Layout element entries
────────
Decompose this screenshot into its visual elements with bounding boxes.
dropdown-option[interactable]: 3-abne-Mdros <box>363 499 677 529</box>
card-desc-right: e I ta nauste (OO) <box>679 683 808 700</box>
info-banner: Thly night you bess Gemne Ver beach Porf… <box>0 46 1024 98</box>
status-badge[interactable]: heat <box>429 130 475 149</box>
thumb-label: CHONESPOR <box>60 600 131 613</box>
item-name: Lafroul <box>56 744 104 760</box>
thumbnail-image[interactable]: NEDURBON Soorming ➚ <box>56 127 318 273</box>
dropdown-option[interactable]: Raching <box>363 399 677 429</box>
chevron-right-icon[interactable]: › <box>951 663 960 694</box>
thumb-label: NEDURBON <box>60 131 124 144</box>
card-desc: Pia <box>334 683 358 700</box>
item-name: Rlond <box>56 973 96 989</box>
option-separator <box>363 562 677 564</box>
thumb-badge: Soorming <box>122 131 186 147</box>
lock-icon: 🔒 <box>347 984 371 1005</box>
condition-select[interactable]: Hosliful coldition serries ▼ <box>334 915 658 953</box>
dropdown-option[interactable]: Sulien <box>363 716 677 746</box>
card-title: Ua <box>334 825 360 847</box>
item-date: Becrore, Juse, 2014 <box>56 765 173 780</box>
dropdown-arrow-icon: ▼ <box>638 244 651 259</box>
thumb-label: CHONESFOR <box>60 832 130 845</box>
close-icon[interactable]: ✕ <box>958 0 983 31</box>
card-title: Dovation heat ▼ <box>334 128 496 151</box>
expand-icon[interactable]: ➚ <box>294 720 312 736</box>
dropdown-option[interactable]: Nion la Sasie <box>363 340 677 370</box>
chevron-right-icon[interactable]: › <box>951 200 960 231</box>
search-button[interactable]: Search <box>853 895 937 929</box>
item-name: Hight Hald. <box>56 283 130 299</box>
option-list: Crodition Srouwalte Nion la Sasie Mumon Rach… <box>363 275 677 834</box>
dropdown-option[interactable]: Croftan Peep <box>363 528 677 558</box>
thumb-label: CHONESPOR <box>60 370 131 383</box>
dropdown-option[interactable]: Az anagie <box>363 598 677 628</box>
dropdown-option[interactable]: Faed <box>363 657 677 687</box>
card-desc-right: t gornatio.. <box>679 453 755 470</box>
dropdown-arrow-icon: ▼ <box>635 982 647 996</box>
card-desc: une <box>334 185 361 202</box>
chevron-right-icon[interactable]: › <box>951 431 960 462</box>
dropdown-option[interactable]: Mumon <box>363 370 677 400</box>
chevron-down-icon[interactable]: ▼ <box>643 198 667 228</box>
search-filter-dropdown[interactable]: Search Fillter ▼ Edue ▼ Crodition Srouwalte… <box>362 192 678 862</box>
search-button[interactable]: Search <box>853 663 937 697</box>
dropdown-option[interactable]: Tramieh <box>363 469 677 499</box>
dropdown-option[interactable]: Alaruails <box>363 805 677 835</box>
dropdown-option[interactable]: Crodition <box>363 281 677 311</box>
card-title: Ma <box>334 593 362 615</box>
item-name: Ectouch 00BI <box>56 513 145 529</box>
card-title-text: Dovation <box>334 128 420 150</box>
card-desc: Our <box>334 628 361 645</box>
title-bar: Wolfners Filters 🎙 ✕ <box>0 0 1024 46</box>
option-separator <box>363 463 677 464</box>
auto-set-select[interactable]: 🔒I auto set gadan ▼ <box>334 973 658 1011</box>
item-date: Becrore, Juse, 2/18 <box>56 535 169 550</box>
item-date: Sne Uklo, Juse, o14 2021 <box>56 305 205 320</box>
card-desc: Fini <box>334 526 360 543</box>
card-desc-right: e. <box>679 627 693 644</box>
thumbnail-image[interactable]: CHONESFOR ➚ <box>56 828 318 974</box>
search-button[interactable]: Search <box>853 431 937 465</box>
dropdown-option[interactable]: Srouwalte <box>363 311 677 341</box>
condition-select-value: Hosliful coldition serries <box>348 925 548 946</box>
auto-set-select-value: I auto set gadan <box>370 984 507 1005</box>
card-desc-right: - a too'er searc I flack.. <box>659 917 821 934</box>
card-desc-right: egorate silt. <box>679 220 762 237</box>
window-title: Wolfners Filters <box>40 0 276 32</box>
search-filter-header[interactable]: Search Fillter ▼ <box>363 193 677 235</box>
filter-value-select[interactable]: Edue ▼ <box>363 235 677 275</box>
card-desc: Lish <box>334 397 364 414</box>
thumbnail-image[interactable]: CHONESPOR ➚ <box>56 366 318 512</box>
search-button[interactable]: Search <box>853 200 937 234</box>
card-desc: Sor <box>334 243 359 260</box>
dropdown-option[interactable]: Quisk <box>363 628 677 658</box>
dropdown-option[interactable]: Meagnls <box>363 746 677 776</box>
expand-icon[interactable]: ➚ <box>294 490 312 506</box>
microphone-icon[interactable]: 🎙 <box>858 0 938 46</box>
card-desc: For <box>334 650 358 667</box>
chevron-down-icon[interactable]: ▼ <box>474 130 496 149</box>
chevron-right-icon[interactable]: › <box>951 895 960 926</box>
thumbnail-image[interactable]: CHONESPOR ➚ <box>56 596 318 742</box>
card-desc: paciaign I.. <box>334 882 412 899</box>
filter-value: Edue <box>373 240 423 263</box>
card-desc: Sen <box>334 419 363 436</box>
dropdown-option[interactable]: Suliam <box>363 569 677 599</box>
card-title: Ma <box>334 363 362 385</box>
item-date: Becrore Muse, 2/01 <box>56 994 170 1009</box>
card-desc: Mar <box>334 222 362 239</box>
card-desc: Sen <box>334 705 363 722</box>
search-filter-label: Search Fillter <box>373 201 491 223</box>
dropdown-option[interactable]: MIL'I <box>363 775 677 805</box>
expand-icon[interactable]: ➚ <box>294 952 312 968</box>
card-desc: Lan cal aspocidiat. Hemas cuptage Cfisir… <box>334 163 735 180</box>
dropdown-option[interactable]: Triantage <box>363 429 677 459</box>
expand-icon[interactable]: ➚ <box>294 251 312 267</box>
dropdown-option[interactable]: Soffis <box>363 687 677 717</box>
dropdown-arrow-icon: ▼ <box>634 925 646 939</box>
────────
#### [What the exercise asks]
Recast every line of the rows above as a numbered list, leaving out any blank lines.

#### [Expected answer]
1. Decompose this screenshot into its visual elements with bounding boxes.
2. dropdown-option[interactable]: 3-abne-Mdros <box>363 499 677 529</box>
3. card-desc-right: e I ta nauste (OO) <box>679 683 808 700</box>
4. info-banner: Thly night you bess Gemne Ver beach Porf… <box>0 46 1024 98</box>
5. status-badge[interactable]: heat <box>429 130 475 149</box>
6. thumb-label: CHONESPOR <box>60 600 131 613</box>
7. item-name: Lafroul <box>56 744 104 760</box>
8. thumbnail-image[interactable]: NEDURBON Soorming ➚ <box>56 127 318 273</box>
9. dropdown-option[interactable]: Raching <box>363 399 677 429</box>
10. chevron-right-icon[interactable]: › <box>951 663 960 694</box>
11. thumb-label: NEDURBON <box>60 131 124 144</box>
12. card-desc: Pia <box>334 683 358 700</box>
13. item-name: Rlond <box>56 973 96 989</box>
14. option-separator <box>363 562 677 564</box>
15. thumb-badge: Soorming <box>122 131 186 147</box>
16. lock-icon: 🔒 <box>347 984 371 1005</box>
17. condition-select[interactable]: Hosliful coldition serries ▼ <box>334 915 658 953</box>
18. dropdown-option[interactable]: Sulien <box>363 716 677 746</box>
19. card-title: Ua <box>334 825 360 847</box>
20. item-date: Becrore, Juse, 2014 <box>56 765 173 780</box>
21. dropdown-arrow-icon: ▼ <box>638 244 651 259</box>
22. thumb-label: CHONESFOR <box>60 832 130 845</box>
23. close-icon[interactable]: ✕ <box>958 0 983 31</box>
24. card-title: Dovation heat ▼ <box>334 128 496 151</box>
25. expand-icon[interactable]: ➚ <box>294 720 312 736</box>
26. dropdown-option[interactable]: Nion la Sasie <box>363 340 677 370</box>
27. chevron-right-icon[interactable]: › <box>951 200 960 231</box>
28. search-button[interactable]: Search <box>853 895 937 929</box>
29. item-name: Hight Hald. <box>56 283 130 299</box>
30. option-list: Crodition Srouwalte Nion la Sasie Mumon Rach… <box>363 275 677 834</box>
31. dropdown-option[interactable]: Croftan Peep <box>363 528 677 558</box>
32. thumb-label: CHONESPOR <box>60 370 131 383</box>
33. dropdown-option[interactable]: Az anagie <box>363 598 677 628</box>
34. dropdown-option[interactable]: Faed <box>363 657 677 687</box>
35. card-desc-right: t gornatio.. <box>679 453 755 470</box>
36. dropdown-arrow-icon: ▼ <box>635 982 647 996</box>
37. card-desc: une <box>334 185 361 202</box>
38. chevron-right-icon[interactable]: › <box>951 431 960 462</box>
39. dropdown-option[interactable]: Mumon <box>363 370 677 400</box>
40. chevron-down-icon[interactable]: ▼ <box>643 198 667 228</box>
41. search-filter-dropdown[interactable]: Search Fillter ▼ Edue ▼ Crodition Srouwalte… <box>362 192 678 862</box>
42. search-button[interactable]: Search <box>853 663 937 697</box>
43. dropdown-option[interactable]: Tramieh <box>363 469 677 499</box>
44. dropdown-option[interactable]: Alaruails <box>363 805 677 835</box>
45. dropdown-option[interactable]: Crodition <box>363 281 677 311</box>
46. card-title: Ma <box>334 593 362 615</box>
47. item-name: Ectouch 00BI <box>56 513 145 529</box>
48. card-title-text: Dovation <box>334 128 420 150</box>
49. card-desc: Our <box>334 628 361 645</box>
50. title-bar: Wolfners Filters 🎙 ✕ <box>0 0 1024 46</box>
51. option-separator <box>363 463 677 464</box>
52. auto-set-select[interactable]: 🔒I auto set gadan ▼ <box>334 973 658 1011</box>
53. item-date: Becrore, Juse, 2/18 <box>56 535 169 550</box>
54. item-date: Sne Uklo, Juse, o14 2021 <box>56 305 205 320</box>
55. card-desc: Fini <box>334 526 360 543</box>
56. card-desc-right: e. <box>679 627 693 644</box>
57. thumbnail-image[interactable]: CHONESFOR ➚ <box>56 828 318 974</box>
58. search-button[interactable]: Search <box>853 431 937 465</box>
59. dropdown-option[interactable]: Srouwalte <box>363 311 677 341</box>
60. condition-select-value: Hosliful coldition serries <box>348 925 548 946</box>
61. auto-set-select-value: I auto set gadan <box>370 984 507 1005</box>
62. card-desc-right: - a too'er searc I flack.. <box>659 917 821 934</box>
63. card-desc-right: egorate silt. <box>679 220 762 237</box>
64. window-title: Wolfners Filters <box>40 0 276 32</box>
65. search-filter-header[interactable]: Search Fillter ▼ <box>363 193 677 235</box>
66. filter-value-select[interactable]: Edue ▼ <box>363 235 677 275</box>
67. card-desc: Lish <box>334 397 364 414</box>
68. thumbnail-image[interactable]: CHONESPOR ➚ <box>56 366 318 512</box>
69. search-button[interactable]: Search <box>853 200 937 234</box>
70. card-desc: Sor <box>334 243 359 260</box>
71. dropdown-option[interactable]: Quisk <box>363 628 677 658</box>
72. dropdown-option[interactable]: Meagnls <box>363 746 677 776</box>
73. expand-icon[interactable]: ➚ <box>294 490 312 506</box>
74. microphone-icon[interactable]: 🎙 <box>858 0 938 46</box>
75. card-desc: For <box>334 650 358 667</box>
76. chevron-down-icon[interactable]: ▼ <box>474 130 496 149</box>
77. chevron-right-icon[interactable]: › <box>951 895 960 926</box>
78. thumbnail-image[interactable]: CHONESPOR ➚ <box>56 596 318 742</box>
79. card-desc: paciaign I.. <box>334 882 412 899</box>
80. filter-value: Edue <box>373 240 423 263</box>
81. card-desc: Sen <box>334 419 363 436</box>
82. dropdown-option[interactable]: Suliam <box>363 569 677 599</box>
83. card-title: Ma <box>334 363 362 385</box>
84. item-date: Becrore Muse, 2/01 <box>56 994 170 1009</box>
85. card-desc: Mar <box>334 222 362 239</box>
86. card-desc: Sen <box>334 705 363 722</box>
87. search-filter-label: Search Fillter <box>373 201 491 223</box>
88. dropdown-option[interactable]: MIL'I <box>363 775 677 805</box>
89. expand-icon[interactable]: ➚ <box>294 952 312 968</box>
90. card-desc: Lan cal aspocidiat. Hemas cuptage Cfisir… <box>334 163 735 180</box>
91. dropdown-option[interactable]: Triantage <box>363 429 677 459</box>
92. expand-icon[interactable]: ➚ <box>294 251 312 267</box>
93. dropdown-option[interactable]: Soffis <box>363 687 677 717</box>
94. dropdown-arrow-icon: ▼ <box>634 925 646 939</box>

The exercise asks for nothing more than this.